■ Task to carry out
Identify every line of the data that contains the string "chart", and copy each of those lines in full.

* begin Exercise inputs *

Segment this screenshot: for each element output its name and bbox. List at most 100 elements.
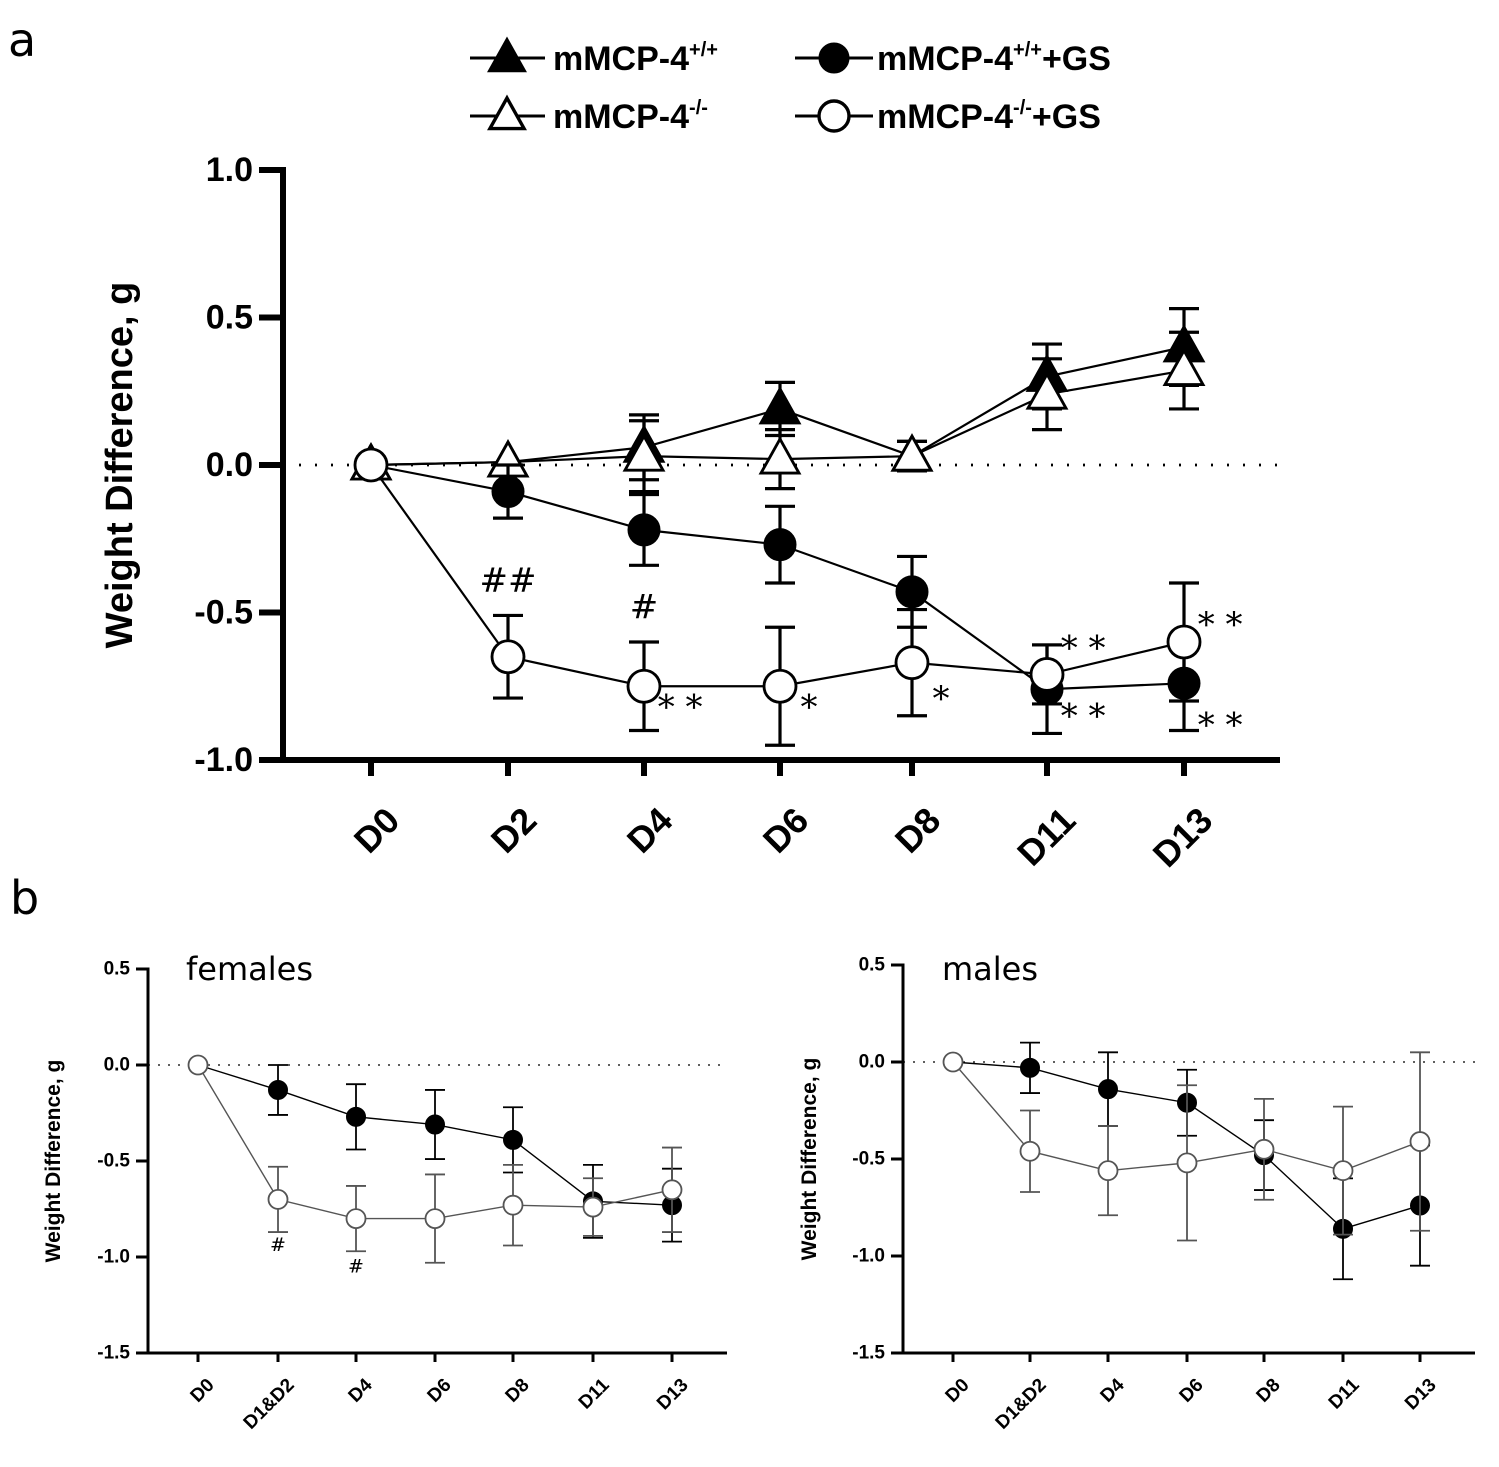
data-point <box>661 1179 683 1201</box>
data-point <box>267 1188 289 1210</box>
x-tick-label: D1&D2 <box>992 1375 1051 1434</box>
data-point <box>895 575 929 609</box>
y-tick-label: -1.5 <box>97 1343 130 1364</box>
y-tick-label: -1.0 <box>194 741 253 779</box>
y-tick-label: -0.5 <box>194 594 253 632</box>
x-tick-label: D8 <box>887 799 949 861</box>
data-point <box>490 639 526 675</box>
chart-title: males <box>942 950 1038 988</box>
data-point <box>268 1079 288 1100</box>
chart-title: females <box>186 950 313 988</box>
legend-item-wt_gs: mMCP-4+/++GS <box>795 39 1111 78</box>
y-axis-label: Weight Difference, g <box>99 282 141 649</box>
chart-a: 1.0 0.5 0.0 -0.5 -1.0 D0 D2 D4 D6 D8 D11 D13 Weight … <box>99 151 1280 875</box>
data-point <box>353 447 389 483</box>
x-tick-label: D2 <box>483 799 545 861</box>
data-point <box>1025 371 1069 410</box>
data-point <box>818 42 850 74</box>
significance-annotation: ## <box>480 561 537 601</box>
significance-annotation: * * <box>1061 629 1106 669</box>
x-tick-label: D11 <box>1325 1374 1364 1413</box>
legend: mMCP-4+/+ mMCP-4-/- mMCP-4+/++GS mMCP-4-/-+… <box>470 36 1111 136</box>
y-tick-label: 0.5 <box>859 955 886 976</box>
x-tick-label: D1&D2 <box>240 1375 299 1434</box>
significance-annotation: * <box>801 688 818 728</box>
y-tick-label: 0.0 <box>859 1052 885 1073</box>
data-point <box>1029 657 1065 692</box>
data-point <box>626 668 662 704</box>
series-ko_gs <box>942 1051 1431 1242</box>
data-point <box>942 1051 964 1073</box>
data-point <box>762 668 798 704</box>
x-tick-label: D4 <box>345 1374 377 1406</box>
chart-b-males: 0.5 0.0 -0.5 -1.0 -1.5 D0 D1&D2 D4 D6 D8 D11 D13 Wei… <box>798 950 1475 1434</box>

* end Exercise inputs *

■ Answer to the task
chart-title: males <box>942 950 1038 988</box>
chart-title: females <box>186 950 313 988</box>
chart-a: 1.0 0.5 0.0 -0.5 -1.0 D0 D2 D4 D6 D8 D11 D13 Weight … <box>99 151 1280 875</box>
chart-b-males: 0.5 0.0 -0.5 -1.0 -1.5 D0 D1&D2 D4 D6 D8 D11 D13 Wei… <box>798 950 1475 1434</box>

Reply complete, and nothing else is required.